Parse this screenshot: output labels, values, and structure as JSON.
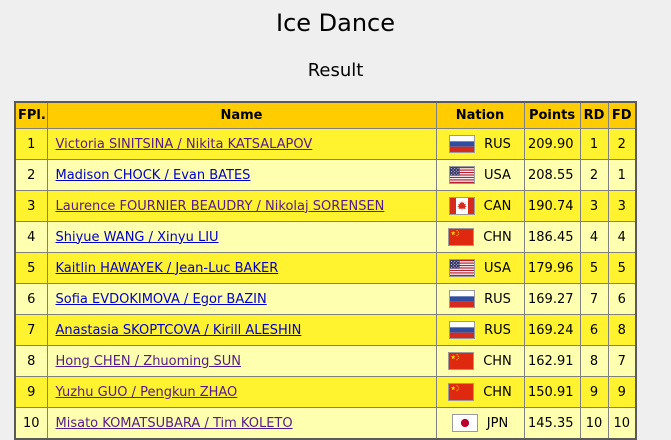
{
  "page": {
    "title": "Ice Dance",
    "subtitle": "Result"
  },
  "colors": {
    "page-bg": "#EFEFEF",
    "header-bg": "#FFCC00",
    "row-odd-bg": "#FFF22E",
    "row-even-bg": "#FFFFB0",
    "border-inner": "#808080",
    "border-outer": "#5A5A5A",
    "link": "#0000CC",
    "link-visited": "#551A8B",
    "text": "#000000"
  },
  "table": {
    "headers": {
      "fpl": "FPl.",
      "name": "Name",
      "nation": "Nation",
      "points": "Points",
      "rd": "RD",
      "fd": "FD"
    },
    "rows": [
      {
        "fpl": "1",
        "name": "Victoria SINITSINA / Nikita KATSALAPOV",
        "nation": "RUS",
        "flag_icon": "flag-rus-icon",
        "points": "209.90",
        "rd": "1",
        "fd": "2",
        "visited": true
      },
      {
        "fpl": "2",
        "name": "Madison CHOCK / Evan BATES",
        "nation": "USA",
        "flag_icon": "flag-usa-icon",
        "points": "208.55",
        "rd": "2",
        "fd": "1",
        "visited": false
      },
      {
        "fpl": "3",
        "name": "Laurence FOURNIER BEAUDRY / Nikolaj SORENSEN",
        "nation": "CAN",
        "flag_icon": "flag-can-icon",
        "points": "190.74",
        "rd": "3",
        "fd": "3",
        "visited": true
      },
      {
        "fpl": "4",
        "name": "Shiyue WANG / Xinyu LIU",
        "nation": "CHN",
        "flag_icon": "flag-chn-icon",
        "points": "186.45",
        "rd": "4",
        "fd": "4",
        "visited": false
      },
      {
        "fpl": "5",
        "name": "Kaitlin HAWAYEK / Jean-Luc BAKER",
        "nation": "USA",
        "flag_icon": "flag-usa-icon",
        "points": "179.96",
        "rd": "5",
        "fd": "5",
        "visited": false
      },
      {
        "fpl": "6",
        "name": "Sofia EVDOKIMOVA / Egor BAZIN",
        "nation": "RUS",
        "flag_icon": "flag-rus-icon",
        "points": "169.27",
        "rd": "7",
        "fd": "6",
        "visited": false
      },
      {
        "fpl": "7",
        "name": "Anastasia SKOPTCOVA / Kirill ALESHIN",
        "nation": "RUS",
        "flag_icon": "flag-rus-icon",
        "points": "169.24",
        "rd": "6",
        "fd": "8",
        "visited": false
      },
      {
        "fpl": "8",
        "name": "Hong CHEN / Zhuoming SUN",
        "nation": "CHN",
        "flag_icon": "flag-chn-icon",
        "points": "162.91",
        "rd": "8",
        "fd": "7",
        "visited": true
      },
      {
        "fpl": "9",
        "name": "Yuzhu GUO / Pengkun ZHAO",
        "nation": "CHN",
        "flag_icon": "flag-chn-icon",
        "points": "150.91",
        "rd": "9",
        "fd": "9",
        "visited": true
      },
      {
        "fpl": "10",
        "name": "Misato KOMATSUBARA / Tim KOLETO",
        "nation": "JPN",
        "flag_icon": "flag-jpn-icon",
        "points": "145.35",
        "rd": "10",
        "fd": "10",
        "visited": true
      }
    ]
  }
}
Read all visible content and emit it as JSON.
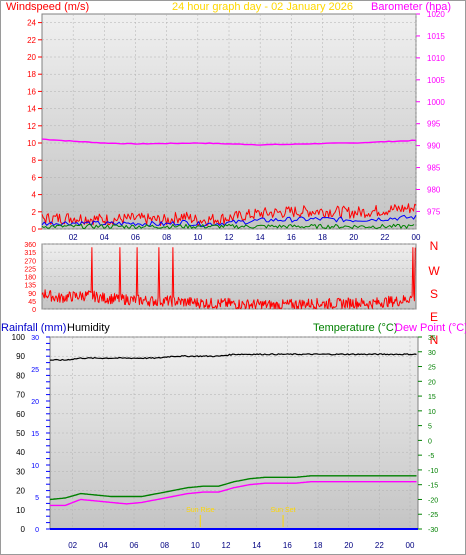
{
  "header": {
    "windspeed_label": "Windspeed (m/s)",
    "graph_title": "24 hour graph day - 02 January 2026",
    "barometer_label": "Barometer (hpa)"
  },
  "footer_labels": {
    "rainfall_label": "Rainfall (mm)",
    "humidity_label": "Humidity",
    "temperature_label": "Temperature (°C)",
    "dewpoint_label": "Dew Point (°C)"
  },
  "colors": {
    "windspeed": "#ff0000",
    "wind_avg": "#0000ff",
    "wind_green": "#008000",
    "barometer": "#ff00ff",
    "direction": "#ff0000",
    "rainfall": "#0000ff",
    "humidity": "#000000",
    "temperature": "#008000",
    "dewpoint": "#ff00ff",
    "title": "#ffd700",
    "plot_bg_top": "#f2f2f2",
    "plot_bg_bottom": "#c8c8c8"
  },
  "chart_data": [
    {
      "type": "line",
      "x_ticks": [
        "02",
        "04",
        "06",
        "08",
        "10",
        "12",
        "14",
        "16",
        "18",
        "20",
        "22",
        "00"
      ],
      "left_axis": {
        "label": "Windspeed (m/s)",
        "ylim": [
          0,
          25
        ],
        "ticks": [
          "0",
          "2",
          "4",
          "6",
          "8",
          "10",
          "12",
          "14",
          "16",
          "18",
          "20",
          "22",
          "24"
        ]
      },
      "right_axis": {
        "label": "Barometer (hpa)",
        "ylim": [
          971,
          1020
        ],
        "ticks": [
          "975",
          "980",
          "985",
          "990",
          "995",
          "1000",
          "1005",
          "1010",
          "1015",
          "1020"
        ]
      },
      "series": [
        {
          "name": "Windspeed (m/s)",
          "axis": "left",
          "x": [
            0,
            2,
            4,
            6,
            8,
            9,
            10,
            12,
            14,
            16,
            18,
            20,
            22,
            24
          ],
          "values": [
            1.2,
            1.3,
            1.1,
            1.2,
            1.0,
            1.5,
            1.0,
            1.3,
            1.8,
            2.0,
            2.1,
            1.9,
            2.2,
            2.5
          ]
        },
        {
          "name": "Barometer (hpa)",
          "axis": "right",
          "x": [
            0,
            2,
            4,
            6,
            8,
            10,
            12,
            14,
            16,
            18,
            20,
            22,
            24
          ],
          "values": [
            991.5,
            991.0,
            990.6,
            990.4,
            990.5,
            990.6,
            990.4,
            990.2,
            990.3,
            990.5,
            990.6,
            990.9,
            991.2
          ]
        }
      ]
    },
    {
      "type": "line",
      "x_ticks": [],
      "left_axis": {
        "ylim": [
          0,
          360
        ],
        "ticks": [
          "0",
          "45",
          "90",
          "135",
          "180",
          "225",
          "270",
          "315",
          "360"
        ]
      },
      "right_axis_labels": [
        "N",
        "W",
        "S",
        "E",
        "N"
      ],
      "series": [
        {
          "name": "Wind direction",
          "x": [
            0,
            1,
            2,
            3,
            4,
            5,
            6,
            7,
            8,
            9,
            10,
            11,
            12,
            13,
            14,
            15,
            16,
            17,
            18,
            19,
            20,
            21,
            22,
            23,
            24
          ],
          "values": [
            90,
            60,
            70,
            75,
            60,
            55,
            50,
            45,
            45,
            40,
            35,
            30,
            30,
            25,
            25,
            20,
            25,
            30,
            30,
            30,
            35,
            30,
            40,
            45,
            70
          ]
        }
      ]
    },
    {
      "type": "line",
      "x_ticks": [
        "02",
        "04",
        "06",
        "08",
        "10",
        "12",
        "14",
        "16",
        "18",
        "20",
        "22",
        "00"
      ],
      "left_axis": {
        "label": "Humidity",
        "ylim": [
          0,
          100
        ],
        "ticks": [
          "0",
          "10",
          "20",
          "30",
          "40",
          "50",
          "60",
          "70",
          "80",
          "90",
          "100"
        ]
      },
      "rain_axis": {
        "label": "Rainfall (mm)",
        "ylim": [
          0,
          30
        ],
        "ticks": [
          "0",
          "5",
          "10",
          "15",
          "20",
          "25",
          "30"
        ]
      },
      "right_axis": {
        "label": "Temperature (°C)",
        "ylim": [
          -30,
          35
        ],
        "ticks": [
          "-30",
          "-25",
          "-20",
          "-15",
          "-10",
          "-5",
          "0",
          "5",
          "10",
          "15",
          "20",
          "25",
          "30",
          "35"
        ]
      },
      "annotations": [
        "Sun Rise",
        "Sun Set"
      ],
      "series": [
        {
          "name": "Humidity",
          "axis": "left",
          "x": [
            0,
            1,
            2,
            3,
            4,
            5,
            6,
            7,
            8,
            9,
            10,
            11,
            12,
            13,
            14,
            15,
            16,
            17,
            18,
            19,
            20,
            21,
            22,
            23,
            24
          ],
          "values": [
            88,
            88,
            89,
            89,
            89,
            89,
            89,
            89,
            90,
            90,
            90,
            90,
            91,
            91,
            91,
            91,
            91,
            91,
            91,
            91,
            91,
            91,
            91,
            91,
            91
          ]
        },
        {
          "name": "Temperature (°C)",
          "axis": "right",
          "x": [
            0,
            1,
            2,
            3,
            4,
            5,
            6,
            7,
            8,
            9,
            10,
            11,
            12,
            13,
            14,
            15,
            16,
            17,
            18,
            19,
            20,
            21,
            22,
            23,
            24
          ],
          "values": [
            -20,
            -19.5,
            -18,
            -18.5,
            -19,
            -19,
            -19,
            -18,
            -17,
            -16,
            -15.5,
            -15.5,
            -14,
            -13,
            -12.5,
            -12.5,
            -12.5,
            -12,
            -12,
            -12,
            -12,
            -12,
            -12,
            -12,
            -12
          ]
        },
        {
          "name": "Dew Point (°C)",
          "axis": "right",
          "x": [
            0,
            1,
            2,
            3,
            4,
            5,
            6,
            7,
            8,
            9,
            10,
            11,
            12,
            13,
            14,
            15,
            16,
            17,
            18,
            19,
            20,
            21,
            22,
            23,
            24
          ],
          "values": [
            -22,
            -22,
            -20,
            -20.5,
            -21,
            -21.5,
            -21,
            -20,
            -19,
            -18,
            -17.5,
            -17.5,
            -16,
            -15,
            -14.5,
            -14.5,
            -14.5,
            -14,
            -14,
            -14,
            -14,
            -14,
            -14,
            -14,
            -14
          ]
        },
        {
          "name": "Rainfall (mm)",
          "axis": "rain",
          "x": [
            0,
            24
          ],
          "values": [
            0,
            0
          ]
        }
      ]
    }
  ]
}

**TASK TO COMPLETE**. Check each line of the data above for the word "JSON" and say how many lines contain it, giving nothing besides the number.

**FINAL RESULT**. 2